Set problem:
Find every line in the records below that contains the word "JSON", and copy each such line.

Records:
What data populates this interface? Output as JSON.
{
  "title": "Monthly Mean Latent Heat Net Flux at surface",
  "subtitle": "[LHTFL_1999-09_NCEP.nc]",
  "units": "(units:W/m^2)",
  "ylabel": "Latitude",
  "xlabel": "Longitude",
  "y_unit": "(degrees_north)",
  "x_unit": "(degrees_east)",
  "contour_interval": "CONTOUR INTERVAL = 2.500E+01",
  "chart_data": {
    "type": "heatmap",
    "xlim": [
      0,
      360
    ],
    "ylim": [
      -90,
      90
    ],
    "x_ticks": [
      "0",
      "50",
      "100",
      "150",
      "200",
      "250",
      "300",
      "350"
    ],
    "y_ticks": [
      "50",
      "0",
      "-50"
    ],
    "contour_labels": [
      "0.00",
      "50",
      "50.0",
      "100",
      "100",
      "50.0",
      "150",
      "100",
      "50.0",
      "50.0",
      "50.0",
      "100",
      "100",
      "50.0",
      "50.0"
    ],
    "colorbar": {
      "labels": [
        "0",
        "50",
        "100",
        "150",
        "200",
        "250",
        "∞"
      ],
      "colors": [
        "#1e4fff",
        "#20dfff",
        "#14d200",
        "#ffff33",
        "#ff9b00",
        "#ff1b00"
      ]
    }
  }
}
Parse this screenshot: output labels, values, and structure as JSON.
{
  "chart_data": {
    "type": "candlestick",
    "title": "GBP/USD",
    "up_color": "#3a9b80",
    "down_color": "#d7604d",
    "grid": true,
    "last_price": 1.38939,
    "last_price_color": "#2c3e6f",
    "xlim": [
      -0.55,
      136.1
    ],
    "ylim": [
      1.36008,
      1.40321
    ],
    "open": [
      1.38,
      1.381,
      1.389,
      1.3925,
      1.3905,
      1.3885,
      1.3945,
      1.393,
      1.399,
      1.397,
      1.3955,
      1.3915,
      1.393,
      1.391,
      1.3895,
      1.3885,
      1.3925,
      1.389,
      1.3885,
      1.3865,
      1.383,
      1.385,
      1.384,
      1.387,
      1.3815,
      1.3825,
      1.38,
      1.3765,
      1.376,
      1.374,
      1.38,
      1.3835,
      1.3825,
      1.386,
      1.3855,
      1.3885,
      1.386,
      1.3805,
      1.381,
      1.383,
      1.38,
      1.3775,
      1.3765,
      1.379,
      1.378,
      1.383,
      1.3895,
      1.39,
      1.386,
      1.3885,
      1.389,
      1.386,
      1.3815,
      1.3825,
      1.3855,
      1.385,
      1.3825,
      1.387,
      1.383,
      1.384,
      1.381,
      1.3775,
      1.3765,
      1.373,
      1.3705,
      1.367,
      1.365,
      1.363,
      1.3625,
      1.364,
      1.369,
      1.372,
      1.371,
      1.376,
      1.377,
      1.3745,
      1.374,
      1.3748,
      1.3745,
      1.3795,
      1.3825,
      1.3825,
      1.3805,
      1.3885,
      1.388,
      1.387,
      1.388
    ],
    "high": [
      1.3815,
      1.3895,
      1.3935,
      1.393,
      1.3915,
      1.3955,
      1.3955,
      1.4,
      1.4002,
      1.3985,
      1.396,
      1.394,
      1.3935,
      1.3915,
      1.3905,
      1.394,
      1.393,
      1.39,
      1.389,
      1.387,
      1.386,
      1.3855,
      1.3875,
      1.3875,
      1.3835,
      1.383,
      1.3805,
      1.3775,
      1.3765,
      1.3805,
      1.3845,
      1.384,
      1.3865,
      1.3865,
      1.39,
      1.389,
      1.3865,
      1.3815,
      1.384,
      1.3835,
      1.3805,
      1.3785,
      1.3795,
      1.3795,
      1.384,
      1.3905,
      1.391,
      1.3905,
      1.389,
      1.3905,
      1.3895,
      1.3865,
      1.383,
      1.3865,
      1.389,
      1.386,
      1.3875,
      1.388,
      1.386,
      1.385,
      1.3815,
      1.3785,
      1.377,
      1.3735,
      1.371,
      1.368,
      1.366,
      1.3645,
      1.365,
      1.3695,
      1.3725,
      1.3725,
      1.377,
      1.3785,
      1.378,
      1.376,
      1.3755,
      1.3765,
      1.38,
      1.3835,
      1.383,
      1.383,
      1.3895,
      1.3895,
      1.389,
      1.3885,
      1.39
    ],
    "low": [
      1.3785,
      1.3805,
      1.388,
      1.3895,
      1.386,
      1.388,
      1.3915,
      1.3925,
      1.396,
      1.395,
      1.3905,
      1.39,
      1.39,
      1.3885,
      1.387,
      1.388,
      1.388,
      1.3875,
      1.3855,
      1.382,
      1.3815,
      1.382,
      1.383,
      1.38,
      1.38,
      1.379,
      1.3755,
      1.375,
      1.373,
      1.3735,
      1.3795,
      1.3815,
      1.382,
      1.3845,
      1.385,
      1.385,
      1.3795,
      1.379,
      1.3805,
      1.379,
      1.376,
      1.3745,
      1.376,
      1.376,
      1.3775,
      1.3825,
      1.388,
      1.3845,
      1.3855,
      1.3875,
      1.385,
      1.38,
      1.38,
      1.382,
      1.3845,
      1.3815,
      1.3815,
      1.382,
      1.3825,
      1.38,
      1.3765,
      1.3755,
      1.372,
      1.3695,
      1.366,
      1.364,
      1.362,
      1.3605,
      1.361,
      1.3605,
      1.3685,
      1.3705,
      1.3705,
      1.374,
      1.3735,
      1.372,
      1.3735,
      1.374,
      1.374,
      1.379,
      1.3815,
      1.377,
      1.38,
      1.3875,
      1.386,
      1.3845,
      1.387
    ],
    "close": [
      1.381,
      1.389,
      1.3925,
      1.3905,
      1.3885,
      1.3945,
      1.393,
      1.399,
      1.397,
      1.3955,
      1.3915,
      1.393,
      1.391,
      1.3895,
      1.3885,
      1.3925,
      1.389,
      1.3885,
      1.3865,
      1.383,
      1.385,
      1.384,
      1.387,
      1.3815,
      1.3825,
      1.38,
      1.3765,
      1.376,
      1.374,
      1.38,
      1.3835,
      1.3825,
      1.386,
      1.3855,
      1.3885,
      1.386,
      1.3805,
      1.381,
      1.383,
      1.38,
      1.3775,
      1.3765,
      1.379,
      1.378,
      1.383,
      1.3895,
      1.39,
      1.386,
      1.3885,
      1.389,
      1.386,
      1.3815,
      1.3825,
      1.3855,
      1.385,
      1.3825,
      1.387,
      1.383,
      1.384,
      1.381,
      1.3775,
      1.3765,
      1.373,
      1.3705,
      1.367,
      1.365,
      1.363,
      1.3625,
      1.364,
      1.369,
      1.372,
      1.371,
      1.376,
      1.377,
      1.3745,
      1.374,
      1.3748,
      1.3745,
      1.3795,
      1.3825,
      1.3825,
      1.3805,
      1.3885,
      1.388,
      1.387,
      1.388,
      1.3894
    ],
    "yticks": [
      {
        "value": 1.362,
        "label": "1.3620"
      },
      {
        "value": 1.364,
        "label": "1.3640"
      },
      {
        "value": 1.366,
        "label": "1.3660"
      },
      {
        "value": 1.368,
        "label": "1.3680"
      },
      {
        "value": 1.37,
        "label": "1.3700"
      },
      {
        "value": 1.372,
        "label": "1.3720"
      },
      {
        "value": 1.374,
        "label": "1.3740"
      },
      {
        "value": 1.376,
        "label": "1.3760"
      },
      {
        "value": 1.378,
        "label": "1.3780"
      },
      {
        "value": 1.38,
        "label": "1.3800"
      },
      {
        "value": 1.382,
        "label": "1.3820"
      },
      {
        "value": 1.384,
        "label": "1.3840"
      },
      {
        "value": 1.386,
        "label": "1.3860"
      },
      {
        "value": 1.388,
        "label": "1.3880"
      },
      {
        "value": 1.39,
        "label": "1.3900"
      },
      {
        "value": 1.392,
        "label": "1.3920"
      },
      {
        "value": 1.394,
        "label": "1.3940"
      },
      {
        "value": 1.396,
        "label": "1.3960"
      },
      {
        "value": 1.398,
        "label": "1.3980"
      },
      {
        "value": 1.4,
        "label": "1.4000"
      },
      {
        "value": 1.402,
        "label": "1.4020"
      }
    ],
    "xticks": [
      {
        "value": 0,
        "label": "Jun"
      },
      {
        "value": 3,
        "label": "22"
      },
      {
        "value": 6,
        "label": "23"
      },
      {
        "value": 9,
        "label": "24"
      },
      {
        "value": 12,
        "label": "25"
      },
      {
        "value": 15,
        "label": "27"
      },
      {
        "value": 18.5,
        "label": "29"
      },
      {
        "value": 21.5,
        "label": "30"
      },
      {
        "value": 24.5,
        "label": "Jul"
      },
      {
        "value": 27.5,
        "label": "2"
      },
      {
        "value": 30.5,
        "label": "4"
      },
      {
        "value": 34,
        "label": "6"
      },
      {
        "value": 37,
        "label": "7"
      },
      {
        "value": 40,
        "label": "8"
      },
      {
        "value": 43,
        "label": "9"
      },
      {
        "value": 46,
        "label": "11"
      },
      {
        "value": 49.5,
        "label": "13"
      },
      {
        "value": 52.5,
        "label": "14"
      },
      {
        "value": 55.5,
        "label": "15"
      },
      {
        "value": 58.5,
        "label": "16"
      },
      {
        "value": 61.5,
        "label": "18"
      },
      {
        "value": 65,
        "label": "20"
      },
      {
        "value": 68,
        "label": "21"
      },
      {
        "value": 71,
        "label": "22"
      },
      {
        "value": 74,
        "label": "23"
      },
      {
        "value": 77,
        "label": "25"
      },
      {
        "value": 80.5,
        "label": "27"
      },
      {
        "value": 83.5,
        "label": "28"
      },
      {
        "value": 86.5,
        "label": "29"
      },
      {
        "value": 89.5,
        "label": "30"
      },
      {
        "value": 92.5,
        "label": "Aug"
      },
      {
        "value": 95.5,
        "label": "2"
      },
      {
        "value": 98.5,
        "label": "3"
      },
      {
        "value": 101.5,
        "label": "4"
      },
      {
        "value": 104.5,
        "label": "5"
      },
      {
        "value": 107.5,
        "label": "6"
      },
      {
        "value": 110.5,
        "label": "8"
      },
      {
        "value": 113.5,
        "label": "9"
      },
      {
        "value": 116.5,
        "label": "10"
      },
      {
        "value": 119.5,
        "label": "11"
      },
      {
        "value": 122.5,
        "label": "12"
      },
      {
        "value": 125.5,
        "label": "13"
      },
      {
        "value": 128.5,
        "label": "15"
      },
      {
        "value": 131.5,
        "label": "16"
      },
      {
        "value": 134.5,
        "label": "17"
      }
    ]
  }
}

Result of the exercise:
What data populates this interface? Output as JSON.
Parse this screenshot: output labels, values, and structure as JSON.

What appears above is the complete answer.